#### DIRECTIONS
Of the lines below, how many hold the string "this"? Give only the number.

#### TASK INPUTS
****
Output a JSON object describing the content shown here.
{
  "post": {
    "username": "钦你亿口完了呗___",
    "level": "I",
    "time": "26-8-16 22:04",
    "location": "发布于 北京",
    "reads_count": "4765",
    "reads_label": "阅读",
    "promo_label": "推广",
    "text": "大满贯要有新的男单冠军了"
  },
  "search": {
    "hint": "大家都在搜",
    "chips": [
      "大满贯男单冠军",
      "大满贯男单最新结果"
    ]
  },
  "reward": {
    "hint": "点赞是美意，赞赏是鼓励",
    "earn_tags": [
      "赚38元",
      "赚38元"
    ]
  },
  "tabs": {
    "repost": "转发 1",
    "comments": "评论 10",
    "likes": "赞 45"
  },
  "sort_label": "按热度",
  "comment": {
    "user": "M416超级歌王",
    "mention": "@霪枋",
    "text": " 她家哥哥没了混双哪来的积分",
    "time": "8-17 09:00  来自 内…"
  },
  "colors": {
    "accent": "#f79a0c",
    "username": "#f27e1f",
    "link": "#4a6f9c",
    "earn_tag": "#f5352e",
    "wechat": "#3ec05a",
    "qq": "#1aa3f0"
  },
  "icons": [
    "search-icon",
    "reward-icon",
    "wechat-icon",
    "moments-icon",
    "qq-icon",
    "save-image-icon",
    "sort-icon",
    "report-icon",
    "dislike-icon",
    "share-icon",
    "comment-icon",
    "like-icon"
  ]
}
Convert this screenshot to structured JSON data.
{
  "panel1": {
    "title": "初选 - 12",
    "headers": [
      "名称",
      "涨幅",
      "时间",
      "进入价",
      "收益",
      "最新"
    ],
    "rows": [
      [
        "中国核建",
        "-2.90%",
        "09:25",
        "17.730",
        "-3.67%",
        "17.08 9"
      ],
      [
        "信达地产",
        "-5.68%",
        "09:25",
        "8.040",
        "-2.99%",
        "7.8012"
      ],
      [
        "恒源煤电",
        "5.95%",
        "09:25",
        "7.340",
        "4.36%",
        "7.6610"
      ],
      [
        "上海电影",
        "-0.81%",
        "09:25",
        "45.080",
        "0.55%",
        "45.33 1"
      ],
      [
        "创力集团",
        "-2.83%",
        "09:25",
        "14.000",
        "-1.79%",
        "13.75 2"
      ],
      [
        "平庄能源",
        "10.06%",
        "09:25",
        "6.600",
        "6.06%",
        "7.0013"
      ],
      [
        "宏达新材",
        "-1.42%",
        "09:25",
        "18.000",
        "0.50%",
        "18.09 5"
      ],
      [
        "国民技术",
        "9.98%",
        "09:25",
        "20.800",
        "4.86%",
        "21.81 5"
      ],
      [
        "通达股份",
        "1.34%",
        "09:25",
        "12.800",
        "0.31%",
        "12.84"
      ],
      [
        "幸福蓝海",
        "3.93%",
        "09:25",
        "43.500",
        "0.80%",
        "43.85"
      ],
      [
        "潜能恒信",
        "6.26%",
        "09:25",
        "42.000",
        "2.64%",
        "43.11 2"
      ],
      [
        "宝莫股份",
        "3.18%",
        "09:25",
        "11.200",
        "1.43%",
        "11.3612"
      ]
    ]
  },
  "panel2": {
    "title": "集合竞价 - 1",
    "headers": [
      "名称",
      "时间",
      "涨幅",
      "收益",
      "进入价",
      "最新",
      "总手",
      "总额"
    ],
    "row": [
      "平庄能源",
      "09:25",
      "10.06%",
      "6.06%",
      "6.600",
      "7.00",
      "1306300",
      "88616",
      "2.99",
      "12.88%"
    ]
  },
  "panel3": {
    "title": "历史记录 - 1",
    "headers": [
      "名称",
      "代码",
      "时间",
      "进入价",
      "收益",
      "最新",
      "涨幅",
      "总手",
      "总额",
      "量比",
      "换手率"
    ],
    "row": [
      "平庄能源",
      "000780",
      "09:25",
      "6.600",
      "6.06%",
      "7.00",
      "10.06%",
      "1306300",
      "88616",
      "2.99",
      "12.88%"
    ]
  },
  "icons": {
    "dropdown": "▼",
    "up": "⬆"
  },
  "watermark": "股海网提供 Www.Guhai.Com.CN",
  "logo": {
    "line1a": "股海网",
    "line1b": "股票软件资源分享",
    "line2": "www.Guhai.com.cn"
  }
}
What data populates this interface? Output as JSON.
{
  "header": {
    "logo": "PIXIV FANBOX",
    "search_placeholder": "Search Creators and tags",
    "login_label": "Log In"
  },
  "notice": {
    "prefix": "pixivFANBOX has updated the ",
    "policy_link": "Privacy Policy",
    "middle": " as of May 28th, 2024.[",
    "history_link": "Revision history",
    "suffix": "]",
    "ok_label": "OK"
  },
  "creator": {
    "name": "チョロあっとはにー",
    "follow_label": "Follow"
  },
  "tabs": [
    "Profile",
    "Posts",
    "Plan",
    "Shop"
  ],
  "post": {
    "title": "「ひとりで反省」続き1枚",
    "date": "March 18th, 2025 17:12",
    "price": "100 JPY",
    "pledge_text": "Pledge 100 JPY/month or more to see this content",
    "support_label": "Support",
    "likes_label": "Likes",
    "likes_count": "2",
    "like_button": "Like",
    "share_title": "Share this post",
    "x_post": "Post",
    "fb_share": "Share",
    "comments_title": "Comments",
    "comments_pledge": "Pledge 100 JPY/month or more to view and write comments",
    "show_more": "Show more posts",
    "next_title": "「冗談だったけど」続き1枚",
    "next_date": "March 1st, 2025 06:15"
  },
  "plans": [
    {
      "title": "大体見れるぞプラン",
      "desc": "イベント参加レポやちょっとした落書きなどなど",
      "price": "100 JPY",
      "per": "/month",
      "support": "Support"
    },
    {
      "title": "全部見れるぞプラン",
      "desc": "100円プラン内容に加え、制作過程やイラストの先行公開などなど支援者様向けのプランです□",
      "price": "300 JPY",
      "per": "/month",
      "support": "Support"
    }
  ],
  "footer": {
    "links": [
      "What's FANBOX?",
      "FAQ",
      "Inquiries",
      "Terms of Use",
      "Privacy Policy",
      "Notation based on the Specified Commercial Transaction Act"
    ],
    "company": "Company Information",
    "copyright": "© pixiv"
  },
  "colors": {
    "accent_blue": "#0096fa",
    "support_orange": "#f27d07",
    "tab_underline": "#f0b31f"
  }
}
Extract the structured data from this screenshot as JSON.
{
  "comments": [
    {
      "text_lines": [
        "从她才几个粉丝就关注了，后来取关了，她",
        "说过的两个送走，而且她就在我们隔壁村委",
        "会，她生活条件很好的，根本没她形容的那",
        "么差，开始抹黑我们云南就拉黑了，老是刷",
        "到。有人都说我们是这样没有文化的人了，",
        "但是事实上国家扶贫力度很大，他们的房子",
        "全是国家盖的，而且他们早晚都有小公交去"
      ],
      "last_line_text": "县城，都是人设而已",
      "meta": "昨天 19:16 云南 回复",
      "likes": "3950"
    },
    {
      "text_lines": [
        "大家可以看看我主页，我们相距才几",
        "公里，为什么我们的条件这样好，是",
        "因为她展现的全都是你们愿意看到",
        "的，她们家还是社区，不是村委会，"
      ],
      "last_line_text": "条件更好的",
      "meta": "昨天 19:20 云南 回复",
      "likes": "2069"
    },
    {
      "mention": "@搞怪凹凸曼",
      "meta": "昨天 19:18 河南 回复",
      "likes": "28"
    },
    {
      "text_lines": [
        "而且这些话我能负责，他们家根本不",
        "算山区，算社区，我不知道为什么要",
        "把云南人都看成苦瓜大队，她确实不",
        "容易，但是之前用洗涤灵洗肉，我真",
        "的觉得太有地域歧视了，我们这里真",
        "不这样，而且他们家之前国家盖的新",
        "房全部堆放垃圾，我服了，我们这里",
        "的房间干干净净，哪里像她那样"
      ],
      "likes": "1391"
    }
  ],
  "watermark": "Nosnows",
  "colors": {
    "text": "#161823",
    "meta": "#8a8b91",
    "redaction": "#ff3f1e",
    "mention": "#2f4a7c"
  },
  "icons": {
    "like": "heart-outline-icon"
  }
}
****
#### SOLUTION BELOW
5